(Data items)
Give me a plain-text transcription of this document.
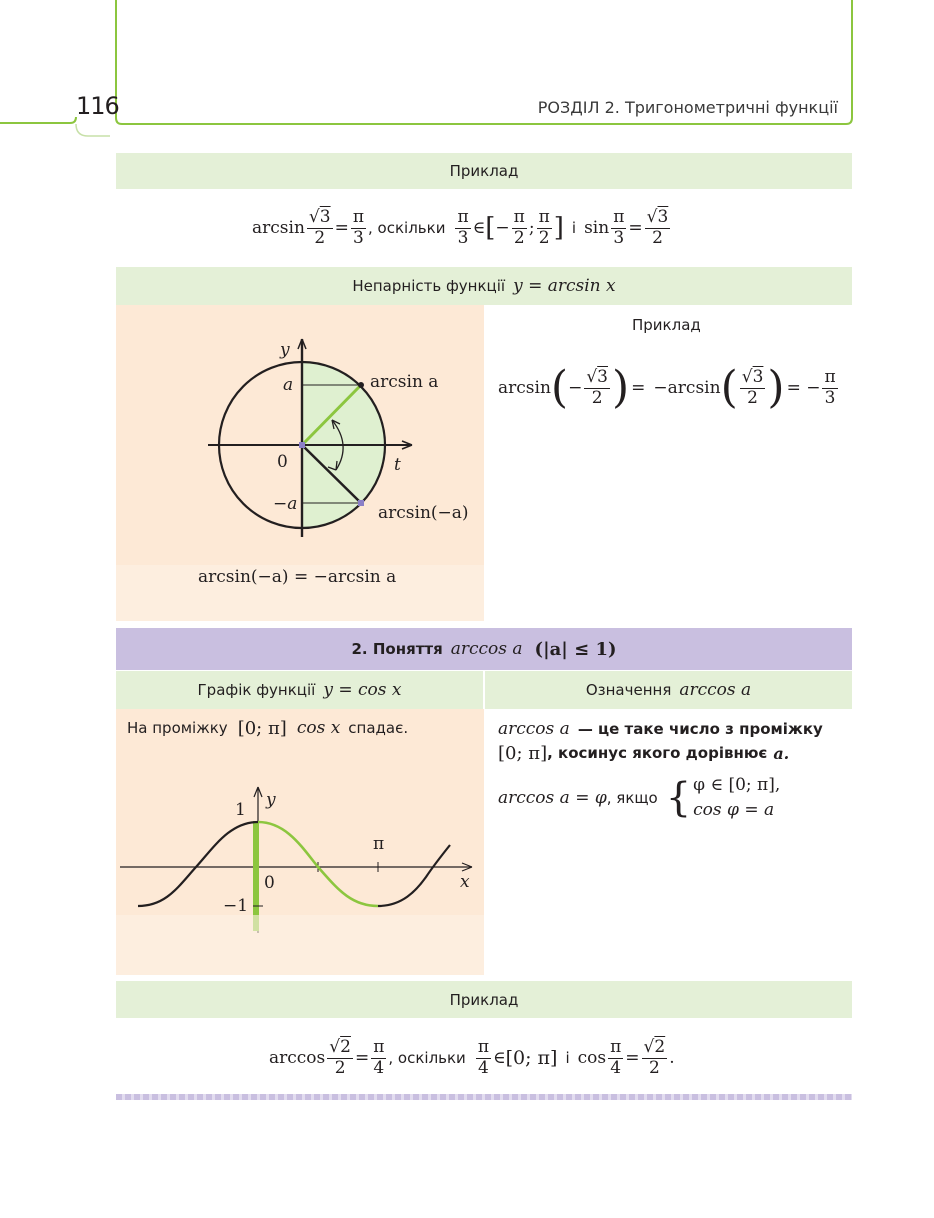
116	РОЗДІЛ 2. Тригонометричні функції
Приклад
$\arcsin \frac{√3}{2} = \frac{\pi}{3}$ , оскільки $\frac{\pi}{3}$ ∈ [ − $\frac{\pi}{2}$ ; $\frac{\pi}{2}$ ] і $\sin \frac{\pi}{3} = \frac{√3}{2}$
Непарність функції y = arcsin x
y
t
0
a
−a
arcsin a
arcsin(−a)
arcsin(−a) = −arcsin a
Приклад
arcsin ( − $\frac{√3}{2}$ ) = −arcsin ( $\frac{√3}{2}$ ) = − $\frac{\pi}{3}$
2. Поняття arccos a (|a| ≤ 1)
Графік функції y = cos x	Означення arccos a
На проміжку [0; π] cos x спадає.
y
x
1
−1
0
π
arccos a — це таке число з проміжку
[0; π] , косинус якого дорівнює a.
arccos a = φ , якщо { φ ∈ [0; π],
cos φ = a
Приклад
$\arccos \frac{√2}{2} = \frac{\pi}{4}$ , оскільки $\frac{\pi}{4}$ ∈ [0; π] і $\cos \frac{\pi}{4} = \frac{√2}{2}$ .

> [Stated exercise]
Write out the records above exactly as they appear, leaving out any pictures.

> [Complete response]
Give me a plain-text transcription of this document.
116	РОЗДІЛ 2. Тригонометричні функції
Приклад
$\arcsin \frac{√3}{2} = \frac{\pi}{3}$ , оскільки $\frac{\pi}{3}$ ∈ [ − $\frac{\pi}{2}$ ; $\frac{\pi}{2}$ ] і $\sin \frac{\pi}{3} = \frac{√3}{2}$
Непарність функції y = arcsin x
y
t
0
a
−a
arcsin a
arcsin(−a)
arcsin(−a) = −arcsin a
Приклад
arcsin ( − $\frac{√3}{2}$ ) = −arcsin ( $\frac{√3}{2}$ ) = − $\frac{\pi}{3}$
2. Поняття arccos a (|a| ≤ 1)
Графік функції y = cos x	Означення arccos a
На проміжку [0; π] cos x спадає.
y
x
1
−1
0
π
arccos a — це таке число з проміжку
[0; π] , косинус якого дорівнює a.
arccos a = φ , якщо { φ ∈ [0; π],
cos φ = a
Приклад
$\arccos \frac{√2}{2} = \frac{\pi}{4}$ , оскільки $\frac{\pi}{4}$ ∈ [0; π] і $\cos \frac{\pi}{4} = \frac{√2}{2}$ .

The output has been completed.